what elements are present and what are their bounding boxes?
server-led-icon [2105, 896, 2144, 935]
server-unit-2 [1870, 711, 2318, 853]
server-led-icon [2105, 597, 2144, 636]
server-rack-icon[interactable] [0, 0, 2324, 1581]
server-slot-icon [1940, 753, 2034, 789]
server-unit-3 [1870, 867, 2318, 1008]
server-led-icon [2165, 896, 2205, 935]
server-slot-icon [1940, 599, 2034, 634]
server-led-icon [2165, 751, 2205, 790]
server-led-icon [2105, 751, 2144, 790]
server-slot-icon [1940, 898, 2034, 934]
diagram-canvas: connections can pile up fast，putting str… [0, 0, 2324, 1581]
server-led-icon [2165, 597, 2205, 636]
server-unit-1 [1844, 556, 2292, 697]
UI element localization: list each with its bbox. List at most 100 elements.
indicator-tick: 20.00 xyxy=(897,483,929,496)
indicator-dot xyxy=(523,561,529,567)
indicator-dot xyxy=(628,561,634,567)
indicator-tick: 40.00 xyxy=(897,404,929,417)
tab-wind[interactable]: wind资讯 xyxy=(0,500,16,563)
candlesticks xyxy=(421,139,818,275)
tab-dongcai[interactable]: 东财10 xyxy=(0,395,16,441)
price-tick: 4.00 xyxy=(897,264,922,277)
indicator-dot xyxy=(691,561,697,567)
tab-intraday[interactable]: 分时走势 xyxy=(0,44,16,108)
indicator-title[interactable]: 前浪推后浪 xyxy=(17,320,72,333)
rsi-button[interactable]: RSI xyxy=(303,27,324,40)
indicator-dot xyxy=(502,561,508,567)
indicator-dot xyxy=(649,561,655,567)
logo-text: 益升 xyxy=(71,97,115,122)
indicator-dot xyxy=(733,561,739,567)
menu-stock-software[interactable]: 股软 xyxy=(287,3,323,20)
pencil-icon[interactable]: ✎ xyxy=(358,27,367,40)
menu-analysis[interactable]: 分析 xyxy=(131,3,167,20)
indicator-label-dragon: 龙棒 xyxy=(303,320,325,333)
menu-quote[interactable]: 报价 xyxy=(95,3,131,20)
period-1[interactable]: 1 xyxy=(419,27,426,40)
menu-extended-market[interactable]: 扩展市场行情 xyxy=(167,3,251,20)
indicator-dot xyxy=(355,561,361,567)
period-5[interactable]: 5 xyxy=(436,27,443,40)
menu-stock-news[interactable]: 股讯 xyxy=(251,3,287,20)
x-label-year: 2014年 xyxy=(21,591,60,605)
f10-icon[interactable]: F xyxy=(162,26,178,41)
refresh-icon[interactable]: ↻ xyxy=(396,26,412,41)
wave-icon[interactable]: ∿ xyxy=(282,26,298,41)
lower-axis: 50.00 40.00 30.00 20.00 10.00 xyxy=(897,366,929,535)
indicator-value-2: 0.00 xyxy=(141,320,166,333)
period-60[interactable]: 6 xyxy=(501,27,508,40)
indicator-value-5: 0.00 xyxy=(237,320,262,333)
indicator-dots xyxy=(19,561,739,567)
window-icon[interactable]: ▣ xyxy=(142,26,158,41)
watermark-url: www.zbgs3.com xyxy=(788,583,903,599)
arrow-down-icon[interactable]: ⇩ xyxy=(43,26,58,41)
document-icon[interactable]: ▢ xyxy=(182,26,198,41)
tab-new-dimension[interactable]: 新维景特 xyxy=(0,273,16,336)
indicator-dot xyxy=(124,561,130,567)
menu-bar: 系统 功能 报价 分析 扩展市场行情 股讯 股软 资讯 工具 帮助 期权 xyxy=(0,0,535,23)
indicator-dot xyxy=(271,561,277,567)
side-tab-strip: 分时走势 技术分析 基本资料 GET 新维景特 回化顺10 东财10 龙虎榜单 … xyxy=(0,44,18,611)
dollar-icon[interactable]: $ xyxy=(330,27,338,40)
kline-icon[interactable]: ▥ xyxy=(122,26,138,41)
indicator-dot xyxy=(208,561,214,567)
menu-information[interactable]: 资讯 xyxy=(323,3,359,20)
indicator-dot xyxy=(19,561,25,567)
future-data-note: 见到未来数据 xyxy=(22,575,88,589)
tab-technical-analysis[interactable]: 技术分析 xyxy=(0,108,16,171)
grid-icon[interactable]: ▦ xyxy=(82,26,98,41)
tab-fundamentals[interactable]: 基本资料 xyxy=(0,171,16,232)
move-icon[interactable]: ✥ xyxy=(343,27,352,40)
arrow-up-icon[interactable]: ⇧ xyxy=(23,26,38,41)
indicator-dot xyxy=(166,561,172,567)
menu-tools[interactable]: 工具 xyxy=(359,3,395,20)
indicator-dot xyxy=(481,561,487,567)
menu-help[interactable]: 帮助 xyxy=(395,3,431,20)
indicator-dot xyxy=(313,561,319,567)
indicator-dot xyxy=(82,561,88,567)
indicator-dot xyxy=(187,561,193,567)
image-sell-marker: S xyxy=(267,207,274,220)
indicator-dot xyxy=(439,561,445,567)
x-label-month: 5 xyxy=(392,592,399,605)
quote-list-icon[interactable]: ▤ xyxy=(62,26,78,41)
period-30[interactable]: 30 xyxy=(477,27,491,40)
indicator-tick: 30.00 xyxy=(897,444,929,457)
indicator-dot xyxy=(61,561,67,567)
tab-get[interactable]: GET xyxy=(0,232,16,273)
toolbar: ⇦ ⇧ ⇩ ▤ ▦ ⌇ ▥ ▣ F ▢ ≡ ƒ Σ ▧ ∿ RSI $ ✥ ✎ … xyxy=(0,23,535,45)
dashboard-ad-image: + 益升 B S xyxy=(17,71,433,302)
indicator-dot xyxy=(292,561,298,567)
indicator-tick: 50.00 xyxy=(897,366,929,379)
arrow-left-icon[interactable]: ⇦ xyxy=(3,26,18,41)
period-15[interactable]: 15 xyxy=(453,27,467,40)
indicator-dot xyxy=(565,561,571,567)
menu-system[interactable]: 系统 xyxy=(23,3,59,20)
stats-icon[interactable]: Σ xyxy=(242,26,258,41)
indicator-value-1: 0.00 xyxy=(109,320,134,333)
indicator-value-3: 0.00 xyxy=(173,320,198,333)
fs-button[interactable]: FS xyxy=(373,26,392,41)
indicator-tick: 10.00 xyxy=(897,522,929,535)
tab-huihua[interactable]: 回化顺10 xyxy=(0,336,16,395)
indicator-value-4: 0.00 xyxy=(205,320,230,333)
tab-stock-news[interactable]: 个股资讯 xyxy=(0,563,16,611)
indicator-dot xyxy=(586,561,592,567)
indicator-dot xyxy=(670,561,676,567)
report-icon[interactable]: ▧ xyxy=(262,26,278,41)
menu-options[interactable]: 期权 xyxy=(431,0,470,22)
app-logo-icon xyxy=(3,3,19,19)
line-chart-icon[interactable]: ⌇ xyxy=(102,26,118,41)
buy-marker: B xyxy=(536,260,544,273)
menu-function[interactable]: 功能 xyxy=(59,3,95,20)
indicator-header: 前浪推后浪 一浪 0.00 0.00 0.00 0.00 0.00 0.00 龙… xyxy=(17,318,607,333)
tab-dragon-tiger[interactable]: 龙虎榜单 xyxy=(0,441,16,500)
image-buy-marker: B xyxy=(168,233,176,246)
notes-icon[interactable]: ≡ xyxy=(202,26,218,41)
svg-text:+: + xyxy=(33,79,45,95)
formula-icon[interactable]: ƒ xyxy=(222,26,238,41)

◆ **Written task**: Return the items from the very start through the line containing "server-led-icon [2165, 751, 2205, 790]", reproducing each line without any change.

◆ **Correct response**:
what elements are present and what are their bounding boxes?
server-led-icon [2105, 896, 2144, 935]
server-unit-2 [1870, 711, 2318, 853]
server-led-icon [2105, 597, 2144, 636]
server-rack-icon[interactable] [0, 0, 2324, 1581]
server-slot-icon [1940, 753, 2034, 789]
server-unit-3 [1870, 867, 2318, 1008]
server-led-icon [2165, 896, 2205, 935]
server-slot-icon [1940, 599, 2034, 634]
server-led-icon [2165, 751, 2205, 790]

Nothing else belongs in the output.